### Task brief
Below are some records. Say in a single number how many of their lines include the word "this".
◇ ◇ ◇ ◇ ◇ ◇ ◇
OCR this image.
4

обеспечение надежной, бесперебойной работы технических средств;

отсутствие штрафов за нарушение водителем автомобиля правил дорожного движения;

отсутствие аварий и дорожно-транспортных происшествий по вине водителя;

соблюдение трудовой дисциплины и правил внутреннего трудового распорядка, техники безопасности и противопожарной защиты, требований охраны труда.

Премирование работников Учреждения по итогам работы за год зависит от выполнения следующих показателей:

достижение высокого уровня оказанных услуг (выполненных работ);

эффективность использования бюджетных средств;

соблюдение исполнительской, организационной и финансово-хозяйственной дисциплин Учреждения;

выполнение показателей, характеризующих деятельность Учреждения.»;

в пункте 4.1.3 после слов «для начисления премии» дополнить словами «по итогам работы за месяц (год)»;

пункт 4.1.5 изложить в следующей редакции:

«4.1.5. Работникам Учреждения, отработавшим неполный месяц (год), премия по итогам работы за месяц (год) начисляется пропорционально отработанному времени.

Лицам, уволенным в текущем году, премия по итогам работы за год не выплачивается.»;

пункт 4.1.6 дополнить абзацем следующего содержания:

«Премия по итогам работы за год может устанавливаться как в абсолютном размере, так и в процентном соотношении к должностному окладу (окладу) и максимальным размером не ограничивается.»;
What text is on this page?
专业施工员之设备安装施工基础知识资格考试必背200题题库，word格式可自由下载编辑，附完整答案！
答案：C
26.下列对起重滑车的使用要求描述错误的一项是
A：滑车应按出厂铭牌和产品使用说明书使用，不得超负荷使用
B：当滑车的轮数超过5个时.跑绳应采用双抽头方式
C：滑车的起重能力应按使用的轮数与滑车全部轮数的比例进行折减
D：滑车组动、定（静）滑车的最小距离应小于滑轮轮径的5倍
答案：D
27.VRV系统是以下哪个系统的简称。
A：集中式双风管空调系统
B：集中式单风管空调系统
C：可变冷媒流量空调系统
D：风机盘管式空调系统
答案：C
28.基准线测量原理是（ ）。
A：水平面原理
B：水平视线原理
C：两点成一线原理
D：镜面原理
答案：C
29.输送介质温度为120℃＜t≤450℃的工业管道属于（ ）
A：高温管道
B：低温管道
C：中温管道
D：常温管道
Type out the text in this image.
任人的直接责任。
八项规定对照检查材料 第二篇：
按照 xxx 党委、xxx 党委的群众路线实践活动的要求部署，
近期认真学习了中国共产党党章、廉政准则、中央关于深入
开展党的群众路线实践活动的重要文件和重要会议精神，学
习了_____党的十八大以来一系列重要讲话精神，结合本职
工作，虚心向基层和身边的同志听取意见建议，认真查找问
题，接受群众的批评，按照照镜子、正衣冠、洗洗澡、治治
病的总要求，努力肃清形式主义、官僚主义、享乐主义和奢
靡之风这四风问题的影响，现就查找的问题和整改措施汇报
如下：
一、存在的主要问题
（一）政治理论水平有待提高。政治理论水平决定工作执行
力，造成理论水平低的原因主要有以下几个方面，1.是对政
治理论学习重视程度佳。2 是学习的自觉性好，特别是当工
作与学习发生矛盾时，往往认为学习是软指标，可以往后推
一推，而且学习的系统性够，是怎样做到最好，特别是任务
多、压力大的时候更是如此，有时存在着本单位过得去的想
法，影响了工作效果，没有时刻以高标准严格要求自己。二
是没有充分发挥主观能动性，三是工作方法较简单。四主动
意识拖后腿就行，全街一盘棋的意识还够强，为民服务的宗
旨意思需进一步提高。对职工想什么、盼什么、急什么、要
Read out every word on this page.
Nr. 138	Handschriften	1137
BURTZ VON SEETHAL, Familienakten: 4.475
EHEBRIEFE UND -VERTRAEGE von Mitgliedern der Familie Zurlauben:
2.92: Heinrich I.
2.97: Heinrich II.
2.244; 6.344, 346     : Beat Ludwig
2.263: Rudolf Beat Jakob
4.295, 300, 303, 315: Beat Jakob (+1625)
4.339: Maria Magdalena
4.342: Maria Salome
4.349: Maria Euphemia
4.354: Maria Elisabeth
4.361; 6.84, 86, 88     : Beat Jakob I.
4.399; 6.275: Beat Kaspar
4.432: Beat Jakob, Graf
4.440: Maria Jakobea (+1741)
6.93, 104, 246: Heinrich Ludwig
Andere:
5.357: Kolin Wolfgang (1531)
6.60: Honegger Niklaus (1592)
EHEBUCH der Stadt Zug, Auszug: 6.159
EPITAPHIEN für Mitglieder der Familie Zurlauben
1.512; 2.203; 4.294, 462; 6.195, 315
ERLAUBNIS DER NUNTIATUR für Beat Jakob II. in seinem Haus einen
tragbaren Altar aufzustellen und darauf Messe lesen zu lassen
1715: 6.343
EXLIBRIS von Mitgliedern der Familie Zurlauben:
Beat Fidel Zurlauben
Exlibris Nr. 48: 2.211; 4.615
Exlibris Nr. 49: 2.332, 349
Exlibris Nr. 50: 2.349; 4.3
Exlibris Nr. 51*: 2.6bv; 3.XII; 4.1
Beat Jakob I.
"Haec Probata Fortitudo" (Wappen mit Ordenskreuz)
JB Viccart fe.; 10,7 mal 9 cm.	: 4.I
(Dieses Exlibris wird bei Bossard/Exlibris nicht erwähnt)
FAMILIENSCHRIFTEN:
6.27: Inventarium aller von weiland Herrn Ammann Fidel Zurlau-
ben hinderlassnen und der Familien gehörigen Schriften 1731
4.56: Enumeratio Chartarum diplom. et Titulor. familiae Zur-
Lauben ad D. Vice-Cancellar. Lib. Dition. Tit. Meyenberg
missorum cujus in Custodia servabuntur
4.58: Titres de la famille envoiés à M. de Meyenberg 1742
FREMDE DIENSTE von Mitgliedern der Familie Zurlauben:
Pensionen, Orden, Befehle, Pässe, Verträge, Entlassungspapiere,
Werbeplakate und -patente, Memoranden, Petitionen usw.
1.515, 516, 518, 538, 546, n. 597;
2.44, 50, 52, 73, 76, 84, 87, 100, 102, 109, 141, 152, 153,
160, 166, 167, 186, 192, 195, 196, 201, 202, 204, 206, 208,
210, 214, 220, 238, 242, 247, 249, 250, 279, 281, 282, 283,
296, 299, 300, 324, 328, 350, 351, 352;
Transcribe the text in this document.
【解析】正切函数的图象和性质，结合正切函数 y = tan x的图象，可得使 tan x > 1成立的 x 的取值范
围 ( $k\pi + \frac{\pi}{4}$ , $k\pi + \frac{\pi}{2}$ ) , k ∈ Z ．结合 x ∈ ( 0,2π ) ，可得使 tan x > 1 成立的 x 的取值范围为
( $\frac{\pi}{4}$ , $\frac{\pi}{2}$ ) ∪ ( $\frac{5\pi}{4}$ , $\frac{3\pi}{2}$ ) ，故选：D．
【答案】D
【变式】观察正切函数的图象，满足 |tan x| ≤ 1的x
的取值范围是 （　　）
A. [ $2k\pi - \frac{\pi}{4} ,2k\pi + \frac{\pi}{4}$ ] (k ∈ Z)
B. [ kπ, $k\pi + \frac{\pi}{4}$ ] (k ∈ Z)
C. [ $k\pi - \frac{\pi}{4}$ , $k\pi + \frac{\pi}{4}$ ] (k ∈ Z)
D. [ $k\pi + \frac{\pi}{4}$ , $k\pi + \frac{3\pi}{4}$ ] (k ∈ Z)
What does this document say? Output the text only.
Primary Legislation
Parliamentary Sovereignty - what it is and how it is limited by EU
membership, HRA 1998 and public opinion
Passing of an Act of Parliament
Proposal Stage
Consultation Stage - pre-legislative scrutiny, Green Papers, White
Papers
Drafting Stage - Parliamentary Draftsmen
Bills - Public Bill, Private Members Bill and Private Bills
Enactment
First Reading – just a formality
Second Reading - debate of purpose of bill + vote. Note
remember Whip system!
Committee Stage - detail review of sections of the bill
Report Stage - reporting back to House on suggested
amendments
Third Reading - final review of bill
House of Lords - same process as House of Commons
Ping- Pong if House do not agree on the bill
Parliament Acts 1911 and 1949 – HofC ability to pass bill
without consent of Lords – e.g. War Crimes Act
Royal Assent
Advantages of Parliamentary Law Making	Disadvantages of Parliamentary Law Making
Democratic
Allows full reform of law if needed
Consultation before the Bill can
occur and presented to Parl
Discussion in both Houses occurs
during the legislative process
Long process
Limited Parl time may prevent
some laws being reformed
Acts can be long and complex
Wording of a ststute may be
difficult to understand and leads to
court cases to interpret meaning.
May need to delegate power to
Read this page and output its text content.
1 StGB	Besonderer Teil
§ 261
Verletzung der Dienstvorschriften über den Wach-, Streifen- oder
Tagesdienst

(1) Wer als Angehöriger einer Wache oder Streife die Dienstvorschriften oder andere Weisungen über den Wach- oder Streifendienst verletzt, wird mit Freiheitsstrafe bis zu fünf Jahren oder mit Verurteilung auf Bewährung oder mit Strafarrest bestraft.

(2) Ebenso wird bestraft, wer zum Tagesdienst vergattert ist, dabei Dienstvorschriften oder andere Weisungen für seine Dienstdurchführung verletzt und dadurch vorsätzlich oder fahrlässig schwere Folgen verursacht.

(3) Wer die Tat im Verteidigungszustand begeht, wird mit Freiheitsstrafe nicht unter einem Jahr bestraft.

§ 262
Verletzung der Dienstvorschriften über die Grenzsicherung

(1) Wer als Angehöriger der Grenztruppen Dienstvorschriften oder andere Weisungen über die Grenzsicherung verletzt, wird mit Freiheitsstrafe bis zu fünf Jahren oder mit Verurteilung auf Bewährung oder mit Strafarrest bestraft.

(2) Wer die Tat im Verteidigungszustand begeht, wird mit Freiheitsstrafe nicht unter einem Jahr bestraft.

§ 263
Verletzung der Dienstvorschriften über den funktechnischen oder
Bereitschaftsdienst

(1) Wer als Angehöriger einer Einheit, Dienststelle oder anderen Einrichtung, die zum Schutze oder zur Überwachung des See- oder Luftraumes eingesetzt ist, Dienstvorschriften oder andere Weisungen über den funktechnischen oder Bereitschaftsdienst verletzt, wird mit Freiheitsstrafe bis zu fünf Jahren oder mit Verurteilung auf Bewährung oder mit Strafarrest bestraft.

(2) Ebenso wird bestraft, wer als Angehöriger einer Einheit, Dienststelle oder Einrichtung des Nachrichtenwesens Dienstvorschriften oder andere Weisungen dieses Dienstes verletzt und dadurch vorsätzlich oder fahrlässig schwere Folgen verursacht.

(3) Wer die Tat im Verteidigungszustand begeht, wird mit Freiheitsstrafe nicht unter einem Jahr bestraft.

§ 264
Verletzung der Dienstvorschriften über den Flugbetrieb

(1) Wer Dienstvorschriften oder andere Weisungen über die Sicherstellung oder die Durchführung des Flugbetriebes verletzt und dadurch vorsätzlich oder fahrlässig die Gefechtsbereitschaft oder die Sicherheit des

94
◇ ◇ ◇ ◇ ◇ ◇ ◇
### Full answer
7